• DATA PROVIDED:
--- Begin ---

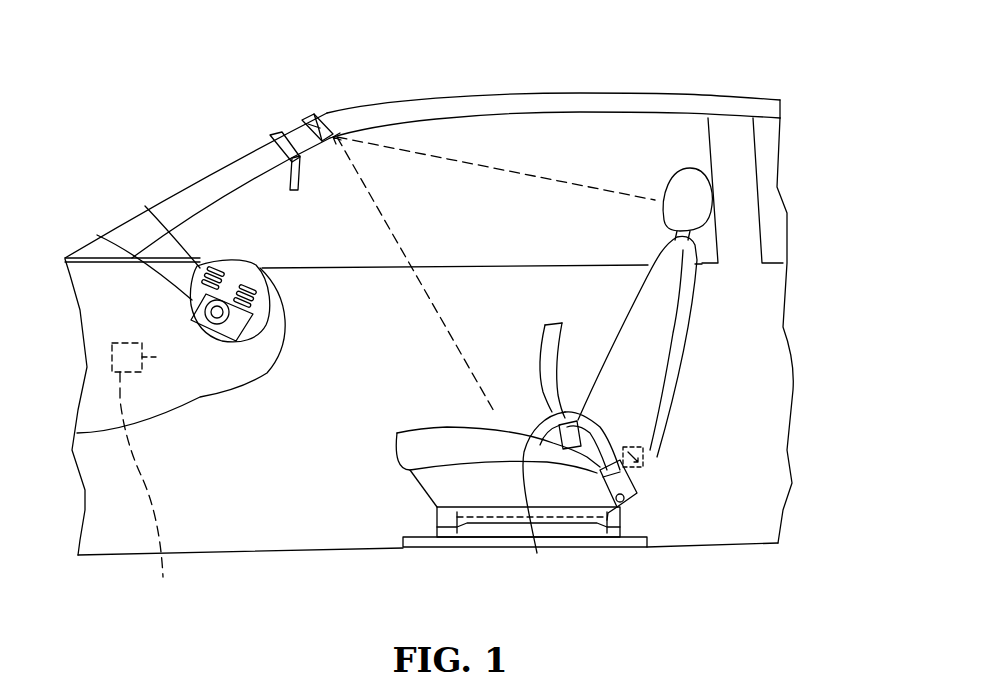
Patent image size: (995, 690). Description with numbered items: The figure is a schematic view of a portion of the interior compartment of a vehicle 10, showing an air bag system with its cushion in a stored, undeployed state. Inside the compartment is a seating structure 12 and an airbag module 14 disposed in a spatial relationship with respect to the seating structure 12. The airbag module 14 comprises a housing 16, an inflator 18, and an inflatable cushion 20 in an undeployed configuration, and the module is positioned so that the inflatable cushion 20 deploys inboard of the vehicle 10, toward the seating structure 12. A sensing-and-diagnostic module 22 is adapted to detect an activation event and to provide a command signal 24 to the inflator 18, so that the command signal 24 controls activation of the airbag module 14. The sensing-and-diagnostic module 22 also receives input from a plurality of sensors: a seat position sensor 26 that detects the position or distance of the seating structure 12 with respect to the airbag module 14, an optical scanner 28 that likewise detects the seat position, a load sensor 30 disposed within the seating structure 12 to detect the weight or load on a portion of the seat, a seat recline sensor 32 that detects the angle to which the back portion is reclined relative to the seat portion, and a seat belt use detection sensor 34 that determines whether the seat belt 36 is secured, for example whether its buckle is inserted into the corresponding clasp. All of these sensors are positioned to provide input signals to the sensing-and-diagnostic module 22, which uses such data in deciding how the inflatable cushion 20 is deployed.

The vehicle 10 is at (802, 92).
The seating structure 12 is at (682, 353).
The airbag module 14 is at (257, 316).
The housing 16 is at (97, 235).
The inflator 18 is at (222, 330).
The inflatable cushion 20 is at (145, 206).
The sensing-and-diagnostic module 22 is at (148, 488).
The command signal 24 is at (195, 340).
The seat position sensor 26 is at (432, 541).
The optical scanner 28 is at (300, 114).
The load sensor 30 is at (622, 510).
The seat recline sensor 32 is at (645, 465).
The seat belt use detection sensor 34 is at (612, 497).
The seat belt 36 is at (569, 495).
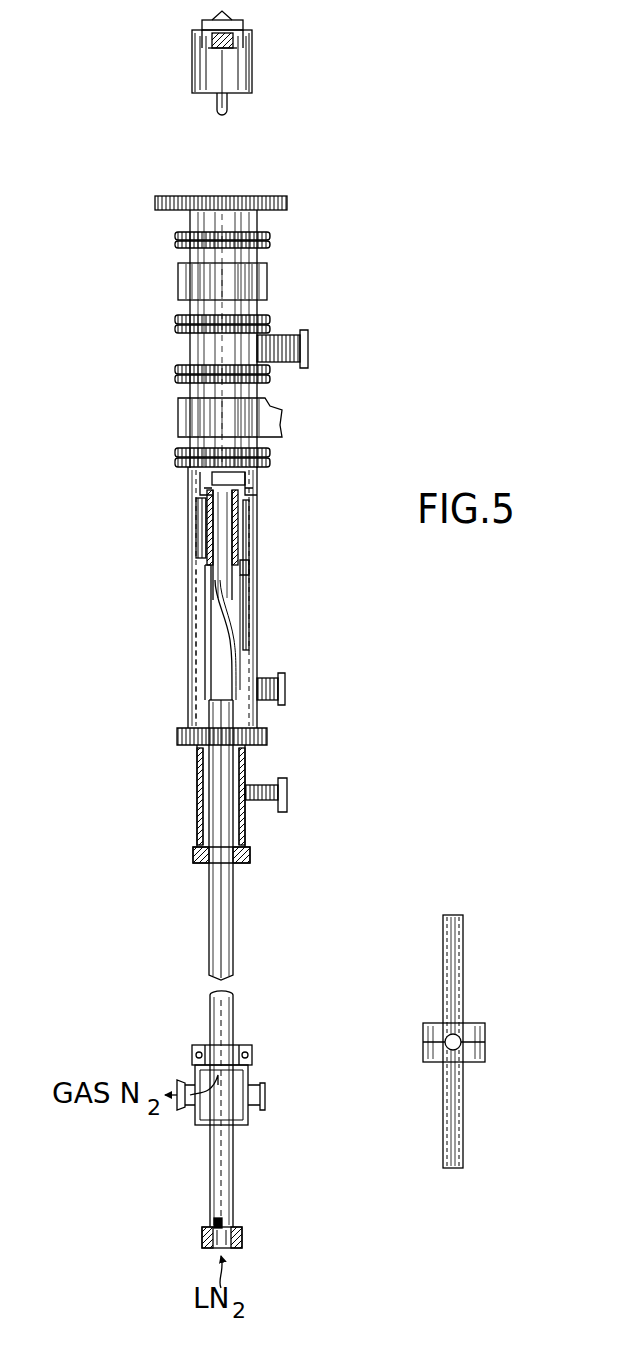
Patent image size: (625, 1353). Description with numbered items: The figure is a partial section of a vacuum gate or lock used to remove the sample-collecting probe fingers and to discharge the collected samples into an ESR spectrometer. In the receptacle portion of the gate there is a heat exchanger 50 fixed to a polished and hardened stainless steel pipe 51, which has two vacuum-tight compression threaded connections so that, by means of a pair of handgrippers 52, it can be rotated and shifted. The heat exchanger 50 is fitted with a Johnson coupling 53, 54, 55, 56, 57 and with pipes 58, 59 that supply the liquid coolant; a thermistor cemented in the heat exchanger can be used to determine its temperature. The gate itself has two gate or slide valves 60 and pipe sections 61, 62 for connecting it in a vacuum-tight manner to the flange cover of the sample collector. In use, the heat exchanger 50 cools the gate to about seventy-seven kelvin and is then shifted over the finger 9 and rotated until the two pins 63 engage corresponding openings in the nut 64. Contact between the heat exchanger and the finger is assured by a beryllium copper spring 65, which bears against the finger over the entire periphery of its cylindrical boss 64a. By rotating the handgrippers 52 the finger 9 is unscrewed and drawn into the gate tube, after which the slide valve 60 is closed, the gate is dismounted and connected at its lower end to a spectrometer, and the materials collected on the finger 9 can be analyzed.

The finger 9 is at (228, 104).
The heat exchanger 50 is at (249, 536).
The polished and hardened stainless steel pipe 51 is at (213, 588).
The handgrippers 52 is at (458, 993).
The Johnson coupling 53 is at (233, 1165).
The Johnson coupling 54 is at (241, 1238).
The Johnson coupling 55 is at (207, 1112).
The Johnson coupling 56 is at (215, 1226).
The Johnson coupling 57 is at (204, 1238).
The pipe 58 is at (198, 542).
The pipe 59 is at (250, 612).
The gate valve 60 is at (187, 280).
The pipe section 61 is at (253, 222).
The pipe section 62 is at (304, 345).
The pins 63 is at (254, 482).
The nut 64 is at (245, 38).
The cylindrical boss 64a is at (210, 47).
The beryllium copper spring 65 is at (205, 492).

--- End ---
--- Begin ---

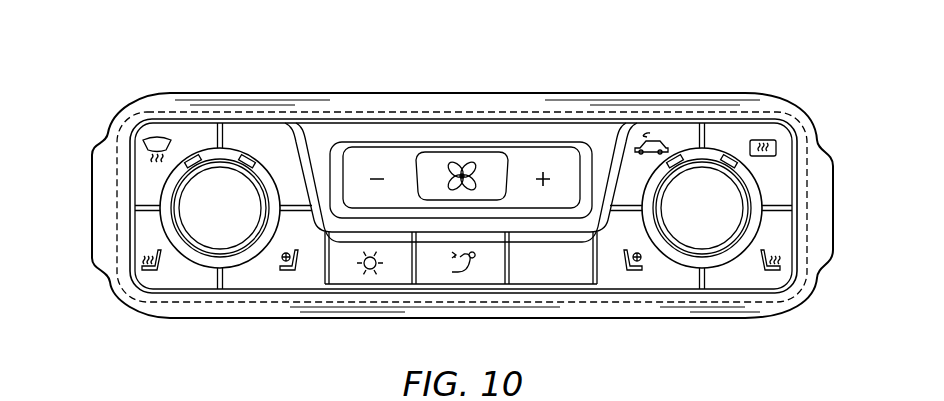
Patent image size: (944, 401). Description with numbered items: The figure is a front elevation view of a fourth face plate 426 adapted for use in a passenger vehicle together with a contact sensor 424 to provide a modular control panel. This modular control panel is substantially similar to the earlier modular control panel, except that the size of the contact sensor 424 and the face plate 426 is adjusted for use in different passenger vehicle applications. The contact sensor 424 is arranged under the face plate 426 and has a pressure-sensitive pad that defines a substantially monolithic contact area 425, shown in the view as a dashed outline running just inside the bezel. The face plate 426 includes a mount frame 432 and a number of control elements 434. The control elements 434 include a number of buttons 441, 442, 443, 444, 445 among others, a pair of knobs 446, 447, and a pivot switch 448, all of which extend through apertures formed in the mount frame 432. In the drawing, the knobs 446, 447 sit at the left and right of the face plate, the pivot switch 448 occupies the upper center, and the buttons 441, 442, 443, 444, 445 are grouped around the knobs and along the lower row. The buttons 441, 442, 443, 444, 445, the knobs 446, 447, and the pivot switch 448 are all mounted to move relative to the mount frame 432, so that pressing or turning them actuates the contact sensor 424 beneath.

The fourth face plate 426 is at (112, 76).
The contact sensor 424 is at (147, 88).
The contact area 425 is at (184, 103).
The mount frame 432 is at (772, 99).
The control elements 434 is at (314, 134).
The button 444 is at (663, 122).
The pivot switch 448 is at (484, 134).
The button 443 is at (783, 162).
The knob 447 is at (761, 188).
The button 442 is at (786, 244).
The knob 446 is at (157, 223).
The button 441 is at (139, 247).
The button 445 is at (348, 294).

--- End ---
--- Begin ---

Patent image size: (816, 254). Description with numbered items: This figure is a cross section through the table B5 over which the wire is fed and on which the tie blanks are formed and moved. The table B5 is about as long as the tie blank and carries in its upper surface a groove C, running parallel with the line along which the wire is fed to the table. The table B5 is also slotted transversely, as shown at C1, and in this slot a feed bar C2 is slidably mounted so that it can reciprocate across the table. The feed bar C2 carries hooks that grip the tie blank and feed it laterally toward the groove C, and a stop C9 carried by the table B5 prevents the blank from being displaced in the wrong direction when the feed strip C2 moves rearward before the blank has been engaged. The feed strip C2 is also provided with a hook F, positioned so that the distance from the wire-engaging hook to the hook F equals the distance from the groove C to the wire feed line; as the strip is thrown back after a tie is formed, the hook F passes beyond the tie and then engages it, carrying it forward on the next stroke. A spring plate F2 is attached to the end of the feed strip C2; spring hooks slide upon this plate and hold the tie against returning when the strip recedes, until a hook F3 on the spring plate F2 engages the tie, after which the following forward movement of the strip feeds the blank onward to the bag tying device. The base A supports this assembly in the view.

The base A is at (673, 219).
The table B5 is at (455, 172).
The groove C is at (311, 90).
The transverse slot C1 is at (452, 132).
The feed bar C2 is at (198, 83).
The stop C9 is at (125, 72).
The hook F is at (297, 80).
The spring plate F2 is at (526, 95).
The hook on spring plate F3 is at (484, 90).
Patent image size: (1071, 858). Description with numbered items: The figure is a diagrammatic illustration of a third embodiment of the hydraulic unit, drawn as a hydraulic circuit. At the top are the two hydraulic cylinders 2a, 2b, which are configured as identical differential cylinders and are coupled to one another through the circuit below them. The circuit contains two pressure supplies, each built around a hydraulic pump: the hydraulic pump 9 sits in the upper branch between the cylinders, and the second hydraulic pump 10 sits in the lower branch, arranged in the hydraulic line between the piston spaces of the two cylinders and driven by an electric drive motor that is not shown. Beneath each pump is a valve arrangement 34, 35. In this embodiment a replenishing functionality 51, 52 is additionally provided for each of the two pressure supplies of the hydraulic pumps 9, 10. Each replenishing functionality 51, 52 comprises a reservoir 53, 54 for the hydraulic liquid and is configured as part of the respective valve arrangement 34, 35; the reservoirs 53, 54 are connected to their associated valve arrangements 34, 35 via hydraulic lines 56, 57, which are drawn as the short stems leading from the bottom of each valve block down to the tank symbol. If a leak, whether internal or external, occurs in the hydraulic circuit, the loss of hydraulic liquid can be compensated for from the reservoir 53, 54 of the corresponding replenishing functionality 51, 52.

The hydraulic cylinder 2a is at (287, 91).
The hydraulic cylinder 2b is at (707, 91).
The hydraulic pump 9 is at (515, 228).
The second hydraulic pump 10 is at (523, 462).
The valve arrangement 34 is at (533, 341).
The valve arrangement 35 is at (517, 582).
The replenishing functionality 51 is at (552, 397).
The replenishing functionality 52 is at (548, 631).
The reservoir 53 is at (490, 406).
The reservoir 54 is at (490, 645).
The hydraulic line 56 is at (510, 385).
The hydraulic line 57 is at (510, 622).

--- End ---

• STATED EXERCISE: Duplicate the records above word for word, beginning at the line that contains "Patent image size: (625, 1353)." and stopping after the line that contains "The pipe section 61 is at (253, 222).".

• SOLVED EXERCISE:
Patent image size: (625, 1353). Description with numbered items: The figure is a partial section of a vacuum gate or lock used to remove the sample-collecting probe fingers and to discharge the collected samples into an ESR spectrometer. In the receptacle portion of the gate there is a heat exchanger 50 fixed to a polished and hardened stainless steel pipe 51, which has two vacuum-tight compression threaded connections so that, by means of a pair of handgrippers 52, it can be rotated and shifted. The heat exchanger 50 is fitted with a Johnson coupling 53, 54, 55, 56, 57 and with pipes 58, 59 that supply the liquid coolant; a thermistor cemented in the heat exchanger can be used to determine its temperature. The gate itself has two gate or slide valves 60 and pipe sections 61, 62 for connecting it in a vacuum-tight manner to the flange cover of the sample collector. In use, the heat exchanger 50 cools the gate to about seventy-seven kelvin and is then shifted over the finger 9 and rotated until the two pins 63 engage corresponding openings in the nut 64. Contact between the heat exchanger and the finger is assured by a beryllium copper spring 65, which bears against the finger over the entire periphery of its cylindrical boss 64a. By rotating the handgrippers 52 the finger 9 is unscrewed and drawn into the gate tube, after which the slide valve 60 is closed, the gate is dismounted and connected at its lower end to a spectrometer, and the materials collected on the finger 9 can be analyzed.

The finger 9 is at (228, 104).
The heat exchanger 50 is at (249, 536).
The polished and hardened stainless steel pipe 51 is at (213, 588).
The handgrippers 52 is at (458, 993).
The Johnson coupling 53 is at (233, 1165).
The Johnson coupling 54 is at (241, 1238).
The Johnson coupling 55 is at (207, 1112).
The Johnson coupling 56 is at (215, 1226).
The Johnson coupling 57 is at (204, 1238).
The pipe 58 is at (198, 542).
The pipe 59 is at (250, 612).
The gate valve 60 is at (187, 280).
The pipe section 61 is at (253, 222).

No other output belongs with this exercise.